Stored items from a collection:
* * * *
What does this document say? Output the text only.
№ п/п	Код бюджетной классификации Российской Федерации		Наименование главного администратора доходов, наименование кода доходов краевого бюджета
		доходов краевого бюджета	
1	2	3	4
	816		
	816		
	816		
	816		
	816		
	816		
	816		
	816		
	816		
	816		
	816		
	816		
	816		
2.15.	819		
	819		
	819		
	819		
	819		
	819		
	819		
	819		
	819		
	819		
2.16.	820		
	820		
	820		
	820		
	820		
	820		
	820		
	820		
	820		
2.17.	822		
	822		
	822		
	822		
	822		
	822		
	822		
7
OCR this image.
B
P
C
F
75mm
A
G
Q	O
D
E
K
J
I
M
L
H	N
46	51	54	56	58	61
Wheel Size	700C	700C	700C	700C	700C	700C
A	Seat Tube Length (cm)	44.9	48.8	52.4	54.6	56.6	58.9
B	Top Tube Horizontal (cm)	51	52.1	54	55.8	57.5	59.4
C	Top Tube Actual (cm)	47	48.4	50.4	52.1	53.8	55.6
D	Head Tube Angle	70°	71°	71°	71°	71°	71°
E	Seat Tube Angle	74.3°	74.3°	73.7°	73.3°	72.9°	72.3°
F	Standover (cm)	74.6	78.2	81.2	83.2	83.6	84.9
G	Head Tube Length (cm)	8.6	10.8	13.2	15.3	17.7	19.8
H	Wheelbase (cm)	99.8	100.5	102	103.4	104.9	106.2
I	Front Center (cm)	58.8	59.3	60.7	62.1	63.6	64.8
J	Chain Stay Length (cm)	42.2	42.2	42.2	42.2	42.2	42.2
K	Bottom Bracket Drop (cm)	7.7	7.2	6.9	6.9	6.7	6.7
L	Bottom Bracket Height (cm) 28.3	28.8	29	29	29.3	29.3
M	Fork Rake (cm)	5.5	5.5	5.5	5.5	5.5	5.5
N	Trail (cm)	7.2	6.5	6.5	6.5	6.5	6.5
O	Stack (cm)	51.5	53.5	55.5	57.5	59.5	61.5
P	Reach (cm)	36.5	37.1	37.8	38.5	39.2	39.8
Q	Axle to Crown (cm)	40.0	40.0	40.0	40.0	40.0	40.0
* * * *
§ Goal of the exercise
Copy out exactly the lines between the line with "OCR this image." and the last line of the entries, counting both of those lines.

§ Answer to this task
OCR this image.
B
P
C
F
75mm
A
G
Q	O
D
E
K
J
I
M
L
H	N
46	51	54	56	58	61
Wheel Size	700C	700C	700C	700C	700C	700C
A	Seat Tube Length (cm)	44.9	48.8	52.4	54.6	56.6	58.9
B	Top Tube Horizontal (cm)	51	52.1	54	55.8	57.5	59.4
C	Top Tube Actual (cm)	47	48.4	50.4	52.1	53.8	55.6
D	Head Tube Angle	70°	71°	71°	71°	71°	71°
E	Seat Tube Angle	74.3°	74.3°	73.7°	73.3°	72.9°	72.3°
F	Standover (cm)	74.6	78.2	81.2	83.2	83.6	84.9
G	Head Tube Length (cm)	8.6	10.8	13.2	15.3	17.7	19.8
H	Wheelbase (cm)	99.8	100.5	102	103.4	104.9	106.2
I	Front Center (cm)	58.8	59.3	60.7	62.1	63.6	64.8
J	Chain Stay Length (cm)	42.2	42.2	42.2	42.2	42.2	42.2
K	Bottom Bracket Drop (cm)	7.7	7.2	6.9	6.9	6.7	6.7
L	Bottom Bracket Height (cm) 28.3	28.8	29	29	29.3	29.3
M	Fork Rake (cm)	5.5	5.5	5.5	5.5	5.5	5.5
N	Trail (cm)	7.2	6.5	6.5	6.5	6.5	6.5
O	Stack (cm)	51.5	53.5	55.5	57.5	59.5	61.5
P	Reach (cm)	36.5	37.1	37.8	38.5	39.2	39.8
Q	Axle to Crown (cm)	40.0	40.0	40.0	40.0	40.0	40.0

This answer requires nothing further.